What needs to be done
Please transcribe the Headstone review word for word, starting at the words "Headstone By Ken" and stopping after the words "novel is Headstone.".

Headstone By Ken Bruen
Mysterious Press, 256 pages, $24.00, ISBN 978-0-80-1212600-9
I’m sitting here in Colorado Springs, munching on Irish soda bread and preparing MBR Number 46, and hey, guess what . . . it’s by one of the outstanding Irish crime fiction writers in the field today. His name is Ken Bruen, and one of his best and most interesting serial characters is an infamous and much maligned private eye named Jack Taylor, of Galway, Ireland. The novel is Headstone.
“Evil has many guises and Jack Taylor has encountered many of them,” according to one of the promotional blurbs accompanying the book, but he’s never run across anything like the group that’s known as headstone. Headstone is an Irish term for a grave marker, or tombstone in America. When Jack Taylor and two of his associates; one a dealer in illegal pharmaceuticals, the other a lesbian police woman married to the assistant chief of police, each receive a miniature headstone in the mail they’re puzzled. But when a priest is attacked and nearly beaten to death after getting the same mysterious token, they recognize the threat for what it is. The next victim is a special needs student, who’s ritualistically and savagely tortured. As the crimes continue Taylor is drawn ever deeper into the twisted, evil and insane world of the group known as Headstone. It’s an evil unlike anything Jack Taylor has encountered in his long violent career.

Data section
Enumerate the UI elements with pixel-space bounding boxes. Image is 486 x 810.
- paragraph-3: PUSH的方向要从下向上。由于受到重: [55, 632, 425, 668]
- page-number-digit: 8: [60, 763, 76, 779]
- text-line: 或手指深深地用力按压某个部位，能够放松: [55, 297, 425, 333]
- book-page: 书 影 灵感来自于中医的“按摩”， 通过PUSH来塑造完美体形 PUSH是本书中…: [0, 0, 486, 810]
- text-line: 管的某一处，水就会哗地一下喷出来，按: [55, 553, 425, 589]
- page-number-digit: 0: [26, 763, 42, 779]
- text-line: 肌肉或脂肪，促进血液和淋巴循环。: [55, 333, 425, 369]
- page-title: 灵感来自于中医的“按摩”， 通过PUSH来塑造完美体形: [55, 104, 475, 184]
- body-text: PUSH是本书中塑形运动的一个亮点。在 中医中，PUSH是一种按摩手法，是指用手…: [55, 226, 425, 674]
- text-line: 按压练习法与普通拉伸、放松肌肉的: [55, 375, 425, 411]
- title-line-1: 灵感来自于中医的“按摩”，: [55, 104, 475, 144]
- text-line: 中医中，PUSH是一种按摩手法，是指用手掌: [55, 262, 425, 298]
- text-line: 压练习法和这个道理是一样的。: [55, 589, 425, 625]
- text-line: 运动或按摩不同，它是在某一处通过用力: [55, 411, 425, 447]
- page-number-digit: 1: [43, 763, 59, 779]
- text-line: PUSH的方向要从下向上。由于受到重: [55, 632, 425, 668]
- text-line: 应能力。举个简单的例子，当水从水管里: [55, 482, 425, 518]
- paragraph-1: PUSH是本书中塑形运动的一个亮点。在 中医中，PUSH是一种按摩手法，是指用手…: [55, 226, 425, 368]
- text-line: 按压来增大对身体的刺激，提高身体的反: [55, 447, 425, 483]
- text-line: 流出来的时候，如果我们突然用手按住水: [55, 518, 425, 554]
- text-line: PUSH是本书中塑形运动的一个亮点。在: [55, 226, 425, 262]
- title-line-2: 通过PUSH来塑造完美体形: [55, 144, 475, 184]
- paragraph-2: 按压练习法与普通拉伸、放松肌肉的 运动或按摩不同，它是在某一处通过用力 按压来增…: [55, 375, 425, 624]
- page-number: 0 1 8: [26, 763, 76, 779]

Written answer
Headstone By Ken Bruen
Mysterious Press, 256 pages, $24.00, ISBN 978-0-80-1212600-9
I’m sitting here in Colorado Springs, munching on Irish soda bread and preparing MBR Number 46, and hey, guess what . . . it’s by one of the outstanding Irish crime fiction writers in the field today. His name is Ken Bruen, and one of his best and most interesting serial characters is an infamous and much maligned private eye named Jack Taylor, of Galway, Ireland. The novel is Headstone.